# Do this
Locate the word "imap" in the data below, then copy every line that holds it.

Data items:

>> Start

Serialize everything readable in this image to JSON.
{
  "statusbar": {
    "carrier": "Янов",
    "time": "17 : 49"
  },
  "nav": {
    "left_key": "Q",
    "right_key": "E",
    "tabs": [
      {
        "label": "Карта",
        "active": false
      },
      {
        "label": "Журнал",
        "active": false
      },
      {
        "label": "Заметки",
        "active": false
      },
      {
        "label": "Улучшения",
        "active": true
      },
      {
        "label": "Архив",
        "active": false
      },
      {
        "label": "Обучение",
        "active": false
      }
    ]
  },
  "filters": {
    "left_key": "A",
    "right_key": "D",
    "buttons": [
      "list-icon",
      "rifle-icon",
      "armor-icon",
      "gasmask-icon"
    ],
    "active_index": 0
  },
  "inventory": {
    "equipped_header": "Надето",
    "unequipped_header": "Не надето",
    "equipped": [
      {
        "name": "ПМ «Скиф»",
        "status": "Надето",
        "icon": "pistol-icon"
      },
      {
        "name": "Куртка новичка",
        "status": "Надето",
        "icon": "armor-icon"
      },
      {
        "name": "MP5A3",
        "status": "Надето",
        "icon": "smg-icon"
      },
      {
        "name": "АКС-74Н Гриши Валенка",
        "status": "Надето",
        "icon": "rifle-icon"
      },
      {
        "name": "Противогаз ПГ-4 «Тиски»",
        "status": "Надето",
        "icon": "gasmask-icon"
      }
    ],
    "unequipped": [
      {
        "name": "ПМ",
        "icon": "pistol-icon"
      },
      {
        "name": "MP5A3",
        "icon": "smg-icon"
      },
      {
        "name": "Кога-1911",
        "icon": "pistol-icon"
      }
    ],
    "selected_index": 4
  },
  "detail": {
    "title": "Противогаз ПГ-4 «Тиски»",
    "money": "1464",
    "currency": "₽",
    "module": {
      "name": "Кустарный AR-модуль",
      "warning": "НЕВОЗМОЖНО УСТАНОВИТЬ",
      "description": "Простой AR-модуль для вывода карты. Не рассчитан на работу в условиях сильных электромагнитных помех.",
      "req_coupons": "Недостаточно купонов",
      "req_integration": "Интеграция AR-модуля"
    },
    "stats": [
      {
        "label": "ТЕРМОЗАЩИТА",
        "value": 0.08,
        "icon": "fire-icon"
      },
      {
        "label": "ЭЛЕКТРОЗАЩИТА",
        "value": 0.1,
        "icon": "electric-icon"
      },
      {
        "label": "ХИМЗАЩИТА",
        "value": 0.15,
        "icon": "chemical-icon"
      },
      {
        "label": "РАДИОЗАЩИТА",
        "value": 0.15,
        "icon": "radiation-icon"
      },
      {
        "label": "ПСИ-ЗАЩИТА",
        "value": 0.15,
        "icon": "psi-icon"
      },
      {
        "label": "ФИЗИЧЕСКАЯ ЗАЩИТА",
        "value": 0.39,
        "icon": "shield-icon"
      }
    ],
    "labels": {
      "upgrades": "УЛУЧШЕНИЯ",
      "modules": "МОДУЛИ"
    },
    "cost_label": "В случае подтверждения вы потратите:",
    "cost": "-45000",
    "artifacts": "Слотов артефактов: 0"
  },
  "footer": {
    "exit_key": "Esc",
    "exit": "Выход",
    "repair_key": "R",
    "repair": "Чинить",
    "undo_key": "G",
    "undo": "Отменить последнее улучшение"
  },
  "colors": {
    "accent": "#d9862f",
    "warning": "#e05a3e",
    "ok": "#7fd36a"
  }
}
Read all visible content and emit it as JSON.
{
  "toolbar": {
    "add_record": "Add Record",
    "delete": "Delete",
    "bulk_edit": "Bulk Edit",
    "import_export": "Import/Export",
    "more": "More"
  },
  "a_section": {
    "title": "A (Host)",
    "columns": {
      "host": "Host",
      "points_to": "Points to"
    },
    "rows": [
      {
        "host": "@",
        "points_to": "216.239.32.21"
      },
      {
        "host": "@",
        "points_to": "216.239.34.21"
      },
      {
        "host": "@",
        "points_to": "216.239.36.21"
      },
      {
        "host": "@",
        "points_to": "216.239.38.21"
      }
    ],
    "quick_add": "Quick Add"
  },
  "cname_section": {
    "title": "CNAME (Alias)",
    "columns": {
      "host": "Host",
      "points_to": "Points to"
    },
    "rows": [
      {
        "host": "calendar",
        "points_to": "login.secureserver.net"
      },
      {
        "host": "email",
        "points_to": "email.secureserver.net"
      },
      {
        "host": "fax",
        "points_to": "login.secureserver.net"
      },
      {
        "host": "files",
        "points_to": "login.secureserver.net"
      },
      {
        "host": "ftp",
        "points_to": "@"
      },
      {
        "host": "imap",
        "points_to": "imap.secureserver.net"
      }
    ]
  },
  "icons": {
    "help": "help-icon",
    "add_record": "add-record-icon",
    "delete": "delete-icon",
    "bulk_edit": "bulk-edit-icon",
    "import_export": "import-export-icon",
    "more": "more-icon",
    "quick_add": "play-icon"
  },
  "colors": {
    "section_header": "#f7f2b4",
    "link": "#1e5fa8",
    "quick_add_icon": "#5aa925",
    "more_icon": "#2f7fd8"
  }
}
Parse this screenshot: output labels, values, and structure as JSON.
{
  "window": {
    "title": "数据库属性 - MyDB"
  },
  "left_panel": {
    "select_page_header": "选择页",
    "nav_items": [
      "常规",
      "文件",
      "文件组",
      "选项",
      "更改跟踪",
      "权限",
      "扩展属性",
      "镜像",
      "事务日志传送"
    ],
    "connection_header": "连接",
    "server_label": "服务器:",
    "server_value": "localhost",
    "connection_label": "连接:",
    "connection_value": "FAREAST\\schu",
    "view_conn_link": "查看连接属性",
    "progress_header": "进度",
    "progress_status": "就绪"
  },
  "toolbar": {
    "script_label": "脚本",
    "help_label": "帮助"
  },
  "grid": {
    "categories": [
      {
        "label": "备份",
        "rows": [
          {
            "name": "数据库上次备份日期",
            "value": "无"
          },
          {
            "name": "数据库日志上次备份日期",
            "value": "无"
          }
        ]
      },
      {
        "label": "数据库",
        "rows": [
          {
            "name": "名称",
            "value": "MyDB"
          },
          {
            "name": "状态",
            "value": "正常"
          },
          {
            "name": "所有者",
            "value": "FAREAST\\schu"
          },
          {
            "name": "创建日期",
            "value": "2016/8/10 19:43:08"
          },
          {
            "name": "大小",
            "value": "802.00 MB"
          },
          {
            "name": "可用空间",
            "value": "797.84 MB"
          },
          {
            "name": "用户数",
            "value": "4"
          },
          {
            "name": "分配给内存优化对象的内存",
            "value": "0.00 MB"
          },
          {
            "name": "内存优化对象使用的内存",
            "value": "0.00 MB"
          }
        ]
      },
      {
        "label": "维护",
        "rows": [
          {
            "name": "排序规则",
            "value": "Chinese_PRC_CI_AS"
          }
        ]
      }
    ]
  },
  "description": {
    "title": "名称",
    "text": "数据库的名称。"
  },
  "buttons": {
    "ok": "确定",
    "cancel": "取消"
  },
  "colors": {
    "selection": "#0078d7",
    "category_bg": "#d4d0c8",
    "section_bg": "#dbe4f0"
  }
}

>> End

# Task result
        "host": "imap",
        "points_to": "imap.secureserver.net"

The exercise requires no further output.